*Stored entries*
** START **
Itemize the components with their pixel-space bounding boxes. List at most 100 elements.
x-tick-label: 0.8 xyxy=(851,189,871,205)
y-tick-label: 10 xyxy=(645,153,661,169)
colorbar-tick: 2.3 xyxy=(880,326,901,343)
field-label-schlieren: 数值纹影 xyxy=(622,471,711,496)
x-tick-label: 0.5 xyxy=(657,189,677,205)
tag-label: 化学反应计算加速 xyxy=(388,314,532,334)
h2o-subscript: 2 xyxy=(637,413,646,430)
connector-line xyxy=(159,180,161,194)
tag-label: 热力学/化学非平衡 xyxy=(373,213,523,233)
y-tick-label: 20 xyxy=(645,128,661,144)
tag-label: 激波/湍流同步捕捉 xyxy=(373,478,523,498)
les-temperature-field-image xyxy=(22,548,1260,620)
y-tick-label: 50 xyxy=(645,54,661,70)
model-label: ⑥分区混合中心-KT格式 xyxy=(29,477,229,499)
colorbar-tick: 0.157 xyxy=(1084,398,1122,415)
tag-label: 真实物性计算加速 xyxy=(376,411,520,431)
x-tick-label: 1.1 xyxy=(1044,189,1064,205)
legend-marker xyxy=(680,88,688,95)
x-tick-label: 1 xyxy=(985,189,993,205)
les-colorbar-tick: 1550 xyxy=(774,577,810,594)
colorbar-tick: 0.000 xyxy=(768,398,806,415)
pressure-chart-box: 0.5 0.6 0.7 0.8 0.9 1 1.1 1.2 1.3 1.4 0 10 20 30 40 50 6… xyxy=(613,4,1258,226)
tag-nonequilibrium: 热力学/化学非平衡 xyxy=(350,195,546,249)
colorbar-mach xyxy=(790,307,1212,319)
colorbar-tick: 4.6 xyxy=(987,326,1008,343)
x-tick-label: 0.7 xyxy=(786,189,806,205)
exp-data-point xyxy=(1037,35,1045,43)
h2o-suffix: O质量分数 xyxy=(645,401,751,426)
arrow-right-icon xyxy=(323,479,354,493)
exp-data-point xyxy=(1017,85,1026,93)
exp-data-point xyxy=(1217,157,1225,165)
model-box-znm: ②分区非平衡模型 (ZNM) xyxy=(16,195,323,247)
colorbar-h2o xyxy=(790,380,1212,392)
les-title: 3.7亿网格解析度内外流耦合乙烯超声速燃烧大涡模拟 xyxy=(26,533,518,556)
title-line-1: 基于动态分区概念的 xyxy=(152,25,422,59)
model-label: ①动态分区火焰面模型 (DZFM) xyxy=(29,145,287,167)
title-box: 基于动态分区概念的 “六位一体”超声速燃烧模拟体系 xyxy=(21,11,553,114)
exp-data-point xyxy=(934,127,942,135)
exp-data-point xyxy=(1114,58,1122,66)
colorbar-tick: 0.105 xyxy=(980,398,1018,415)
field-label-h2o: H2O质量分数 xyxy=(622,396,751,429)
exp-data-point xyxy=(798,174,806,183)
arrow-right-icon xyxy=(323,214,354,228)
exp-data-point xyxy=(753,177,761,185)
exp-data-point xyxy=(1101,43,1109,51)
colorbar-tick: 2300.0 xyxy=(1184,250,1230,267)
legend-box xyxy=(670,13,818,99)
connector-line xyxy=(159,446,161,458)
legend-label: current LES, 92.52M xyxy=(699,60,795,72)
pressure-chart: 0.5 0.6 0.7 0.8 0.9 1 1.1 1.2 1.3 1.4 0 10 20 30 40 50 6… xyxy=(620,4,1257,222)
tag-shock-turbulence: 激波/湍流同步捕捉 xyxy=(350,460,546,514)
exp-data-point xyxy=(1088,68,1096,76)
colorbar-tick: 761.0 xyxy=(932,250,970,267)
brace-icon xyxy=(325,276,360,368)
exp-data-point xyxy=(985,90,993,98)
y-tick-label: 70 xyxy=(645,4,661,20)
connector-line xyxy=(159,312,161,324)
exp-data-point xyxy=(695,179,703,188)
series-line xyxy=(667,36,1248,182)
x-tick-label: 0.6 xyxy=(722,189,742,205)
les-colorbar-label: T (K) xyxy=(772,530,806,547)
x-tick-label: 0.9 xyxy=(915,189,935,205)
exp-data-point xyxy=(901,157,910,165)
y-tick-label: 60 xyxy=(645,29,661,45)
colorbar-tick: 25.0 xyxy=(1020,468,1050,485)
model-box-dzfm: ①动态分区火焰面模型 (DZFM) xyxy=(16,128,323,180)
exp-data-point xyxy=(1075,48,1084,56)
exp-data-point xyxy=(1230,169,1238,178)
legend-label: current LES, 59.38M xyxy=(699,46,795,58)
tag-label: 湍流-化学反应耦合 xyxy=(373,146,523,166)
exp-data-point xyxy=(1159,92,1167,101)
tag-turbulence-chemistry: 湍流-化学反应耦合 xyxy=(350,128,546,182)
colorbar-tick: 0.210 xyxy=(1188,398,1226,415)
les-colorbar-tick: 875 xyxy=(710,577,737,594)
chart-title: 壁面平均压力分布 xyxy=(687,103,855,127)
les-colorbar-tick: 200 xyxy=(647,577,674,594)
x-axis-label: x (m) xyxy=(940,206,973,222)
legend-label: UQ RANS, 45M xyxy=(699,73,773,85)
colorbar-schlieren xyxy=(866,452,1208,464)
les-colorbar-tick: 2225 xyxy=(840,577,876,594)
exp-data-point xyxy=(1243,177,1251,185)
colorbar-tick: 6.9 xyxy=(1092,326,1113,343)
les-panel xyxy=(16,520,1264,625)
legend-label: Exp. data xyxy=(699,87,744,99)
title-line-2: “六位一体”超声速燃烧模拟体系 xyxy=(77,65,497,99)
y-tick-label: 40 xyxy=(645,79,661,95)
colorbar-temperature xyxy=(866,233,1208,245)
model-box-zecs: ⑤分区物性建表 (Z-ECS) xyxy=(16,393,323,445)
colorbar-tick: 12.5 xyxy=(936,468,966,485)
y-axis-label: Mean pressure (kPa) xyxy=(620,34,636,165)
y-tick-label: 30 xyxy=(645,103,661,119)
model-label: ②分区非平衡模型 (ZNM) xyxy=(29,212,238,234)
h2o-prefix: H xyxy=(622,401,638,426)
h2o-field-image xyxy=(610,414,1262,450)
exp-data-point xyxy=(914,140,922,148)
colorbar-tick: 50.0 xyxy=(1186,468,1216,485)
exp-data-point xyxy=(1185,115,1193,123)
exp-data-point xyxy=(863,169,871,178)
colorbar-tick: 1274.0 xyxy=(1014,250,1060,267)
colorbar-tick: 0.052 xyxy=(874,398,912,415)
** END **
*EXERCISE BRIEF*
Reproduce every one of the rows above word for word.

*COMPLETED EXERCISE*
Itemize the components with their pixel-space bounding boxes. List at most 100 elements.
x-tick-label: 0.8 xyxy=(851,189,871,205)
y-tick-label: 10 xyxy=(645,153,661,169)
colorbar-tick: 2.3 xyxy=(880,326,901,343)
field-label-schlieren: 数值纹影 xyxy=(622,471,711,496)
x-tick-label: 0.5 xyxy=(657,189,677,205)
tag-label: 化学反应计算加速 xyxy=(388,314,532,334)
h2o-subscript: 2 xyxy=(637,413,646,430)
connector-line xyxy=(159,180,161,194)
tag-label: 热力学/化学非平衡 xyxy=(373,213,523,233)
y-tick-label: 20 xyxy=(645,128,661,144)
tag-label: 激波/湍流同步捕捉 xyxy=(373,478,523,498)
les-temperature-field-image xyxy=(22,548,1260,620)
y-tick-label: 50 xyxy=(645,54,661,70)
model-label: ⑥分区混合中心-KT格式 xyxy=(29,477,229,499)
colorbar-tick: 0.157 xyxy=(1084,398,1122,415)
tag-label: 真实物性计算加速 xyxy=(376,411,520,431)
x-tick-label: 1.1 xyxy=(1044,189,1064,205)
legend-marker xyxy=(680,88,688,95)
x-tick-label: 1 xyxy=(985,189,993,205)
les-colorbar-tick: 1550 xyxy=(774,577,810,594)
colorbar-tick: 0.000 xyxy=(768,398,806,415)
pressure-chart-box: 0.5 0.6 0.7 0.8 0.9 1 1.1 1.2 1.3 1.4 0 10 20 30 40 50 6… xyxy=(613,4,1258,226)
tag-nonequilibrium: 热力学/化学非平衡 xyxy=(350,195,546,249)
colorbar-mach xyxy=(790,307,1212,319)
colorbar-tick: 4.6 xyxy=(987,326,1008,343)
x-tick-label: 0.7 xyxy=(786,189,806,205)
exp-data-point xyxy=(1037,35,1045,43)
h2o-suffix: O质量分数 xyxy=(645,401,751,426)
arrow-right-icon xyxy=(323,479,354,493)
exp-data-point xyxy=(1017,85,1026,93)
exp-data-point xyxy=(1217,157,1225,165)
model-box-znm: ②分区非平衡模型 (ZNM) xyxy=(16,195,323,247)
colorbar-h2o xyxy=(790,380,1212,392)
les-title: 3.7亿网格解析度内外流耦合乙烯超声速燃烧大涡模拟 xyxy=(26,533,518,556)
title-line-1: 基于动态分区概念的 xyxy=(152,25,422,59)
model-label: ①动态分区火焰面模型 (DZFM) xyxy=(29,145,287,167)
title-box: 基于动态分区概念的 “六位一体”超声速燃烧模拟体系 xyxy=(21,11,553,114)
exp-data-point xyxy=(934,127,942,135)
exp-data-point xyxy=(1114,58,1122,66)
colorbar-tick: 0.105 xyxy=(980,398,1018,415)
field-label-h2o: H2O质量分数 xyxy=(622,396,751,429)
exp-data-point xyxy=(798,174,806,183)
arrow-right-icon xyxy=(323,214,354,228)
exp-data-point xyxy=(753,177,761,185)
exp-data-point xyxy=(1101,43,1109,51)
colorbar-tick: 2300.0 xyxy=(1184,250,1230,267)
legend-box xyxy=(670,13,818,99)
connector-line xyxy=(159,446,161,458)
legend-label: current LES, 92.52M xyxy=(699,60,795,72)
pressure-chart: 0.5 0.6 0.7 0.8 0.9 1 1.1 1.2 1.3 1.4 0 10 20 30 40 50 6… xyxy=(620,4,1257,222)
tag-shock-turbulence: 激波/湍流同步捕捉 xyxy=(350,460,546,514)
exp-data-point xyxy=(1088,68,1096,76)
colorbar-tick: 761.0 xyxy=(932,250,970,267)
brace-icon xyxy=(325,276,360,368)
exp-data-point xyxy=(985,90,993,98)
y-tick-label: 70 xyxy=(645,4,661,20)
connector-line xyxy=(159,312,161,324)
exp-data-point xyxy=(695,179,703,188)
series-line xyxy=(667,36,1248,182)
x-tick-label: 0.6 xyxy=(722,189,742,205)
les-colorbar-label: T (K) xyxy=(772,530,806,547)
x-tick-label: 0.9 xyxy=(915,189,935,205)
exp-data-point xyxy=(901,157,910,165)
y-tick-label: 60 xyxy=(645,29,661,45)
colorbar-tick: 25.0 xyxy=(1020,468,1050,485)
model-box-dzfm: ①动态分区火焰面模型 (DZFM) xyxy=(16,128,323,180)
exp-data-point xyxy=(1075,48,1084,56)
exp-data-point xyxy=(1230,169,1238,178)
legend-label: current LES, 59.38M xyxy=(699,46,795,58)
tag-label: 湍流-化学反应耦合 xyxy=(373,146,523,166)
exp-data-point xyxy=(1159,92,1167,101)
tag-turbulence-chemistry: 湍流-化学反应耦合 xyxy=(350,128,546,182)
colorbar-tick: 0.210 xyxy=(1188,398,1226,415)
les-colorbar-tick: 875 xyxy=(710,577,737,594)
chart-title: 壁面平均压力分布 xyxy=(687,103,855,127)
les-colorbar-tick: 200 xyxy=(647,577,674,594)
x-axis-label: x (m) xyxy=(940,206,973,222)
legend-label: UQ RANS, 45M xyxy=(699,73,773,85)
colorbar-schlieren xyxy=(866,452,1208,464)
les-colorbar-tick: 2225 xyxy=(840,577,876,594)
exp-data-point xyxy=(1243,177,1251,185)
colorbar-tick: 6.9 xyxy=(1092,326,1113,343)
les-panel xyxy=(16,520,1264,625)
legend-label: Exp. data xyxy=(699,87,744,99)
title-line-2: “六位一体”超声速燃烧模拟体系 xyxy=(77,65,497,99)
y-tick-label: 40 xyxy=(645,79,661,95)
colorbar-temperature xyxy=(866,233,1208,245)
model-box-zecs: ⑤分区物性建表 (Z-ECS) xyxy=(16,393,323,445)
colorbar-tick: 12.5 xyxy=(936,468,966,485)
y-axis-label: Mean pressure (kPa) xyxy=(620,34,636,165)
y-tick-label: 30 xyxy=(645,103,661,119)
model-label: ②分区非平衡模型 (ZNM) xyxy=(29,212,238,234)
h2o-prefix: H xyxy=(622,401,638,426)
h2o-field-image xyxy=(610,414,1262,450)
exp-data-point xyxy=(914,140,922,148)
colorbar-tick: 50.0 xyxy=(1186,468,1216,485)
exp-data-point xyxy=(1185,115,1193,123)
exp-data-point xyxy=(863,169,871,178)
colorbar-tick: 1274.0 xyxy=(1014,250,1060,267)
colorbar-tick: 0.052 xyxy=(874,398,912,415)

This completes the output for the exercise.